▶ [Records from a dataset]
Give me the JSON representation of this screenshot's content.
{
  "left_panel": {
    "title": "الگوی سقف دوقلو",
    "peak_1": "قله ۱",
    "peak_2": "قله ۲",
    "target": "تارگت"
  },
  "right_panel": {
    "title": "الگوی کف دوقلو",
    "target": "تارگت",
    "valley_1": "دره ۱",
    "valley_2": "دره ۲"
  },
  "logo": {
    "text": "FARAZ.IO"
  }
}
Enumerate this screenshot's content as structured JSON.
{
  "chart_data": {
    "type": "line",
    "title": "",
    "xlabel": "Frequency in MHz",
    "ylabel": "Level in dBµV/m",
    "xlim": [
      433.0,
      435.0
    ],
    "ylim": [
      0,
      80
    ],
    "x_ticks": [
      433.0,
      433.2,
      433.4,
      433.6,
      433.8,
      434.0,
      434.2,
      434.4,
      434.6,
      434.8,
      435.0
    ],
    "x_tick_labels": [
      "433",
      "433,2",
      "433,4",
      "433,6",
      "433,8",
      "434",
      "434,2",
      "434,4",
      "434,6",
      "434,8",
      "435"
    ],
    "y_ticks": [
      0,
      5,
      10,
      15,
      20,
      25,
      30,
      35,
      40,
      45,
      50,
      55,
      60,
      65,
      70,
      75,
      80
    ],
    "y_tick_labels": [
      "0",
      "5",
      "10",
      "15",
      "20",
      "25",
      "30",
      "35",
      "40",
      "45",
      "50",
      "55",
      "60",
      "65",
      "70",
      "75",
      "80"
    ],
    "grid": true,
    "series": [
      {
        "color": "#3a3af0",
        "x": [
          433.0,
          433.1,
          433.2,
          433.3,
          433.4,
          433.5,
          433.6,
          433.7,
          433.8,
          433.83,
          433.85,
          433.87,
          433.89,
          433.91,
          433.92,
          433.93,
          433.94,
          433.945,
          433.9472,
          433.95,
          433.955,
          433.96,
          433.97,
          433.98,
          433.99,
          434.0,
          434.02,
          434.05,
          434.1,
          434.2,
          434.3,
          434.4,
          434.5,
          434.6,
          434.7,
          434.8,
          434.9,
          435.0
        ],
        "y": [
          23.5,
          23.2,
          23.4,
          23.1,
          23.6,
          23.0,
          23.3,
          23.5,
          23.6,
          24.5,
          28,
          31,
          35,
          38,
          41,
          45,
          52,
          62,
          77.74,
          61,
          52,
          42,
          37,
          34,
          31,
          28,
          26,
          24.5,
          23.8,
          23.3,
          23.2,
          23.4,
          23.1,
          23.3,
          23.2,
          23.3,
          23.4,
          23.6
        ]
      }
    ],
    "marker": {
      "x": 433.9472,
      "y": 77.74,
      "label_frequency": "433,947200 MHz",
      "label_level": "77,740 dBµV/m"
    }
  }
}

▶ [TASK DIRECTIONS] Only a number is wanted: how many lines of the material include the word "content".

▶ [WORKED SOLUTION] 2